■ **Exercise requirements**
Reproduce the records word for word, from their first line through the line that contains "bullet-icon: [64, 127, 76, 139]", including that line.

Annotated element listings
++++

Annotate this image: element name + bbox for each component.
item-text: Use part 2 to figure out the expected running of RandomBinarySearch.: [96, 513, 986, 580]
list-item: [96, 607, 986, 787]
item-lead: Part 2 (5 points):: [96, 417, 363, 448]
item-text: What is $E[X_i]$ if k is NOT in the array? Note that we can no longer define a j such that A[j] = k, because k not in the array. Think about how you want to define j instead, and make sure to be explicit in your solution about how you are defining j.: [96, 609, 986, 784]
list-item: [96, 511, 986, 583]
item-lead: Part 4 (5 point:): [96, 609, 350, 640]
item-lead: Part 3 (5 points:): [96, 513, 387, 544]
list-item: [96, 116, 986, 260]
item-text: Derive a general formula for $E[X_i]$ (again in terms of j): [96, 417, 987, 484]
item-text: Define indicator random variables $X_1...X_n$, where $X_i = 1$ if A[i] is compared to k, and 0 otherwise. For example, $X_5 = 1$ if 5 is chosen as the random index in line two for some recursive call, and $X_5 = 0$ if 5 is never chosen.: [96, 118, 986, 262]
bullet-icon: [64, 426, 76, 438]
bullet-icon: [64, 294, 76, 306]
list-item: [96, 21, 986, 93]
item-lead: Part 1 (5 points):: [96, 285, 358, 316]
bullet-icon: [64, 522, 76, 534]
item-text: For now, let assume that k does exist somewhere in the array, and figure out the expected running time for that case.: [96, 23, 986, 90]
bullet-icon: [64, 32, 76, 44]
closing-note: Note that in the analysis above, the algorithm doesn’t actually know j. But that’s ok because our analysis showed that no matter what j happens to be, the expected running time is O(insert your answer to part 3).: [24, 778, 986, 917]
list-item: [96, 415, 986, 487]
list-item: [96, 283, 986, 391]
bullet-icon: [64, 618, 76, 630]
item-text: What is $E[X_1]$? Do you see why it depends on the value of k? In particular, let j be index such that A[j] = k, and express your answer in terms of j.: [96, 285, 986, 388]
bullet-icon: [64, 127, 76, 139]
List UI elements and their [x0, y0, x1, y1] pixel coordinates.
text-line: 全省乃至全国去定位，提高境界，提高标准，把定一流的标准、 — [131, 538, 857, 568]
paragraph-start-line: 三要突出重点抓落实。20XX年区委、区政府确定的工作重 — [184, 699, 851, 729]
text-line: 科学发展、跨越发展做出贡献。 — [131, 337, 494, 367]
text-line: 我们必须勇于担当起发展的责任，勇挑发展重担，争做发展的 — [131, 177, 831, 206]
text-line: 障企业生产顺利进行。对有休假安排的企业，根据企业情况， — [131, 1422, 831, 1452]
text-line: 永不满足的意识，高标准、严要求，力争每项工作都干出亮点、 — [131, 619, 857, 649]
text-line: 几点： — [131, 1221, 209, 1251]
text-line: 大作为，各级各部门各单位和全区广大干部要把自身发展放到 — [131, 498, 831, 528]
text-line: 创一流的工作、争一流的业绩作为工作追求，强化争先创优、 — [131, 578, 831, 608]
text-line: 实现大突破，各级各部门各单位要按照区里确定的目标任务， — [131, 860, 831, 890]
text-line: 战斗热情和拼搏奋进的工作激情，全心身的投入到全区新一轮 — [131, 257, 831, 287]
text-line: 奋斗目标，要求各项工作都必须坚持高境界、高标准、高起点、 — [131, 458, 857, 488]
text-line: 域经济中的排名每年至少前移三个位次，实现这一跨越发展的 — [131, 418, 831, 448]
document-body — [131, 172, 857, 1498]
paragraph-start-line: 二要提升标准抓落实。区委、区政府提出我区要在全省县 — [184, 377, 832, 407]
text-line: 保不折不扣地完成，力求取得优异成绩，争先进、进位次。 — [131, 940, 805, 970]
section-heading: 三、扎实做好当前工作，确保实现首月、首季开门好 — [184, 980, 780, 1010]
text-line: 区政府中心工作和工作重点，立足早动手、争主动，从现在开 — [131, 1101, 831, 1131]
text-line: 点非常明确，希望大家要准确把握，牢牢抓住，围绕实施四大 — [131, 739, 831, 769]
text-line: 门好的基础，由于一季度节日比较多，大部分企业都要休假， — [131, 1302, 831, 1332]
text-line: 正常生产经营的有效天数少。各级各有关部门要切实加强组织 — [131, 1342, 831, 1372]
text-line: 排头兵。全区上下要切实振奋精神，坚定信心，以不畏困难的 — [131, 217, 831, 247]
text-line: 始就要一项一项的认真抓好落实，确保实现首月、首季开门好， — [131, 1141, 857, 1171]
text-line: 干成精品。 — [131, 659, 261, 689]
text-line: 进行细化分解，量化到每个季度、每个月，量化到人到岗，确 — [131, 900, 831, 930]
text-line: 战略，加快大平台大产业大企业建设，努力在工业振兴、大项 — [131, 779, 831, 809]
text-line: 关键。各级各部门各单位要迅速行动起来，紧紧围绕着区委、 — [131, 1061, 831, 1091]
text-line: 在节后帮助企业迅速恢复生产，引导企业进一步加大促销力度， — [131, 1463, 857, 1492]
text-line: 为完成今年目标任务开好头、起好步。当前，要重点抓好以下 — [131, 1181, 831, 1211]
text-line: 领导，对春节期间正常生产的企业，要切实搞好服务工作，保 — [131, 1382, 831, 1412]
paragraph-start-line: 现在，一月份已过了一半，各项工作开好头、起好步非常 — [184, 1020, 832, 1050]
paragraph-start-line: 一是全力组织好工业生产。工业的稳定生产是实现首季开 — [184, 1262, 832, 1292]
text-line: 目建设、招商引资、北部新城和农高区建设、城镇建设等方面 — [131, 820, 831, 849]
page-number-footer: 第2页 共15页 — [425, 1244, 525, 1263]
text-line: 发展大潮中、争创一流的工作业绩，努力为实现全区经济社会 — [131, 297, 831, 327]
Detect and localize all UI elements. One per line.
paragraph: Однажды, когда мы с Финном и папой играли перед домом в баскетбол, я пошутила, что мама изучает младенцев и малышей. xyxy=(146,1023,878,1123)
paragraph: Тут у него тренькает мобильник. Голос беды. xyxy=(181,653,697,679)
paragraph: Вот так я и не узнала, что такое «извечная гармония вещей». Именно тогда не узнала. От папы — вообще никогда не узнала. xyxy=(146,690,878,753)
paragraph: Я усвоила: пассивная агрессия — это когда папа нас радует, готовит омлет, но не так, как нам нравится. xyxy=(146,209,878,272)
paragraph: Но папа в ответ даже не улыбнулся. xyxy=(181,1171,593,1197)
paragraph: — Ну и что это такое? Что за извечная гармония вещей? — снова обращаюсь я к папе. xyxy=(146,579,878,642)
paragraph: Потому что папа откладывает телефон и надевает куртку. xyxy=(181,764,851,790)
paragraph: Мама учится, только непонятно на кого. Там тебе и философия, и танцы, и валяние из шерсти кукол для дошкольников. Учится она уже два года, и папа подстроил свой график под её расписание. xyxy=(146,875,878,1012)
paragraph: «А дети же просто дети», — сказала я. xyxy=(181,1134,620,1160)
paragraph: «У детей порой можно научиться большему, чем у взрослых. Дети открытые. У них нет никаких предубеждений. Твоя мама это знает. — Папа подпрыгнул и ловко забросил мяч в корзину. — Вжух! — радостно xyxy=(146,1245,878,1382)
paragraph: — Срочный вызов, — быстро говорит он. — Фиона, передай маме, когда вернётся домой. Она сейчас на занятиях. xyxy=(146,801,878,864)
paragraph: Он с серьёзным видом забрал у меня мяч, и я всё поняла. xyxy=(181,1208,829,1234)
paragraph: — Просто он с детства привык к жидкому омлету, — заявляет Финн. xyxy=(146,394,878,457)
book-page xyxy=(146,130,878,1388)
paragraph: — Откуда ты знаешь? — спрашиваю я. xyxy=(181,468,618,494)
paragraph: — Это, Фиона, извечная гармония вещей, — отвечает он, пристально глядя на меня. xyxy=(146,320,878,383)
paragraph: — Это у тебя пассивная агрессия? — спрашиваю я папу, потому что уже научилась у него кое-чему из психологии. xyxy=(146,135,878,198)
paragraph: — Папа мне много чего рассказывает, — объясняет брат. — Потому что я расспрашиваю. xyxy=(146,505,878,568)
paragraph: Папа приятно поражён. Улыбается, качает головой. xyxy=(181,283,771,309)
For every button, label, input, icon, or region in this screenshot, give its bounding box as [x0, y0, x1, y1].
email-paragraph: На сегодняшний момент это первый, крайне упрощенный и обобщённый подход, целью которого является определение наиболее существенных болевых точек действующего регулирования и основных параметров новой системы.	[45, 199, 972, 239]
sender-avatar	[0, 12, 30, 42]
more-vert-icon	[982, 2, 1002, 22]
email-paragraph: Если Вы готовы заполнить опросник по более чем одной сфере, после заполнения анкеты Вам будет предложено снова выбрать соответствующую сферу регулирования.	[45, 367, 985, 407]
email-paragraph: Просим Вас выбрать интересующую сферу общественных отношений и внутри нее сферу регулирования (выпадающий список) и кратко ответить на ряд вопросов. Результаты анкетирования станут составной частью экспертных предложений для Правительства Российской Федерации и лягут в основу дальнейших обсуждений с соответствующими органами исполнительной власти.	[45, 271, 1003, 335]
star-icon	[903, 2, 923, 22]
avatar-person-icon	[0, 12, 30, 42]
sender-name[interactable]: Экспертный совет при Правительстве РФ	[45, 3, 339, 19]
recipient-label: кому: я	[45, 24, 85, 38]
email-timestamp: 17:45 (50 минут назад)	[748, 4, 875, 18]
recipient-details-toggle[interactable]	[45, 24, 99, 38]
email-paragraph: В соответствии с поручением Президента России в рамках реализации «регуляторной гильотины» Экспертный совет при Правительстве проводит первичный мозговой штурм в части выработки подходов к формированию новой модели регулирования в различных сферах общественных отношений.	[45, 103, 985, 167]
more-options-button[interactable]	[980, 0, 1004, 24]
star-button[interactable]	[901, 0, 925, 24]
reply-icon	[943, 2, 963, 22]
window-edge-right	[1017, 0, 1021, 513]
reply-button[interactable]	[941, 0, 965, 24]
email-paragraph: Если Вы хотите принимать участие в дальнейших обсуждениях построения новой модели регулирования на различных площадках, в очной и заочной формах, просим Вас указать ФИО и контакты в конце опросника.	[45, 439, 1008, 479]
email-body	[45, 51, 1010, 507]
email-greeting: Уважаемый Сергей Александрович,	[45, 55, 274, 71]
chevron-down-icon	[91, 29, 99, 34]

++++

■ **Written response**
Annotate this image: element name + bbox for each component.
item-text: Use part 2 to figure out the expected running of RandomBinarySearch.: [96, 513, 986, 580]
list-item: [96, 607, 986, 787]
item-lead: Part 2 (5 points):: [96, 417, 363, 448]
item-text: What is $E[X_i]$ if k is NOT in the array? Note that we can no longer define a j such that A[j] = k, because k not in the array. Think about how you want to define j instead, and make sure to be explicit in your solution about how you are defining j.: [96, 609, 986, 784]
list-item: [96, 511, 986, 583]
item-lead: Part 4 (5 point:): [96, 609, 350, 640]
item-lead: Part 3 (5 points:): [96, 513, 387, 544]
list-item: [96, 116, 986, 260]
item-text: Derive a general formula for $E[X_i]$ (again in terms of j): [96, 417, 987, 484]
item-text: Define indicator random variables $X_1...X_n$, where $X_i = 1$ if A[i] is compared to k, and 0 otherwise. For example, $X_5 = 1$ if 5 is chosen as the random index in line two for some recursive call, and $X_5 = 0$ if 5 is never chosen.: [96, 118, 986, 262]
bullet-icon: [64, 426, 76, 438]
bullet-icon: [64, 294, 76, 306]
list-item: [96, 21, 986, 93]
item-lead: Part 1 (5 points):: [96, 285, 358, 316]
bullet-icon: [64, 522, 76, 534]
item-text: For now, let assume that k does exist somewhere in the array, and figure out the expected running time for that case.: [96, 23, 986, 90]
bullet-icon: [64, 32, 76, 44]
closing-note: Note that in the analysis above, the algorithm doesn’t actually know j. But that’s ok because our analysis showed that no matter what j happens to be, the expected running time is O(insert your answer to part 3).: [24, 778, 986, 917]
list-item: [96, 415, 986, 487]
list-item: [96, 283, 986, 391]
bullet-icon: [64, 618, 76, 630]
item-text: What is $E[X_1]$? Do you see why it depends on the value of k? In particular, let j be index such that A[j] = k, and express your answer in terms of j.: [96, 285, 986, 388]
bullet-icon: [64, 127, 76, 139]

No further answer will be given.